— begin MATERIALS PROVIDED —

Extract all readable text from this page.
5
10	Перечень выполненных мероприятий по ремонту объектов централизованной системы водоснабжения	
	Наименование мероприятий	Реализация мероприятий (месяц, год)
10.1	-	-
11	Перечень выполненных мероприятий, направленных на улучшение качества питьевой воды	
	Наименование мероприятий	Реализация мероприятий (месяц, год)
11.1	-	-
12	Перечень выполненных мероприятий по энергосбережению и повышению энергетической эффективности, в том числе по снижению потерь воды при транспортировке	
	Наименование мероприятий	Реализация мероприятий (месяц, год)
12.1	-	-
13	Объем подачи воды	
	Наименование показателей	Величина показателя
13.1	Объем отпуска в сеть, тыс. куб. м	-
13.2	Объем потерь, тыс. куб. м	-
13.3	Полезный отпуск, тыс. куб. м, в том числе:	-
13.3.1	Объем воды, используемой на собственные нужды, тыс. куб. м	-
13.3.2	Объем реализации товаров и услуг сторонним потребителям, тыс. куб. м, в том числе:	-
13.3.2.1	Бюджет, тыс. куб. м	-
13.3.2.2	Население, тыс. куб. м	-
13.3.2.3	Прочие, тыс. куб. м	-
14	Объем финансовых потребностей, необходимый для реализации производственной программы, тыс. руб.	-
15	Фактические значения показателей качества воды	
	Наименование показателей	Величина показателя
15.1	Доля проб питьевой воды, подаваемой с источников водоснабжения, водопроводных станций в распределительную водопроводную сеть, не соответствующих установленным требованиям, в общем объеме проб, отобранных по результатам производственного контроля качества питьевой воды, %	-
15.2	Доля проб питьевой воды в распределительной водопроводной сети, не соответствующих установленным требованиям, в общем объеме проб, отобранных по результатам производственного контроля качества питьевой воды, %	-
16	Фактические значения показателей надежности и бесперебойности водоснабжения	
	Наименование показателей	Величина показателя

— end MATERIALS PROVIDED —

◆ WORK TO BE COMPLETED:
Make an exact copy of the data above.

◆ EXPECTED ANSWER:
Extract all readable text from this page.
5
10	Перечень выполненных мероприятий по ремонту объектов централизованной системы водоснабжения	
	Наименование мероприятий	Реализация мероприятий (месяц, год)
10.1	-	-
11	Перечень выполненных мероприятий, направленных на улучшение качества питьевой воды	
	Наименование мероприятий	Реализация мероприятий (месяц, год)
11.1	-	-
12	Перечень выполненных мероприятий по энергосбережению и повышению энергетической эффективности, в том числе по снижению потерь воды при транспортировке	
	Наименование мероприятий	Реализация мероприятий (месяц, год)
12.1	-	-
13	Объем подачи воды	
	Наименование показателей	Величина показателя
13.1	Объем отпуска в сеть, тыс. куб. м	-
13.2	Объем потерь, тыс. куб. м	-
13.3	Полезный отпуск, тыс. куб. м, в том числе:	-
13.3.1	Объем воды, используемой на собственные нужды, тыс. куб. м	-
13.3.2	Объем реализации товаров и услуг сторонним потребителям, тыс. куб. м, в том числе:	-
13.3.2.1	Бюджет, тыс. куб. м	-
13.3.2.2	Население, тыс. куб. м	-
13.3.2.3	Прочие, тыс. куб. м	-
14	Объем финансовых потребностей, необходимый для реализации производственной программы, тыс. руб.	-
15	Фактические значения показателей качества воды	
	Наименование показателей	Величина показателя
15.1	Доля проб питьевой воды, подаваемой с источников водоснабжения, водопроводных станций в распределительную водопроводную сеть, не соответствующих установленным требованиям, в общем объеме проб, отобранных по результатам производственного контроля качества питьевой воды, %	-
15.2	Доля проб питьевой воды в распределительной водопроводной сети, не соответствующих установленным требованиям, в общем объеме проб, отобранных по результатам производственного контроля качества питьевой воды, %	-
16	Фактические значения показателей надежности и бесперебойности водоснабжения	
	Наименование показателей	Величина показателя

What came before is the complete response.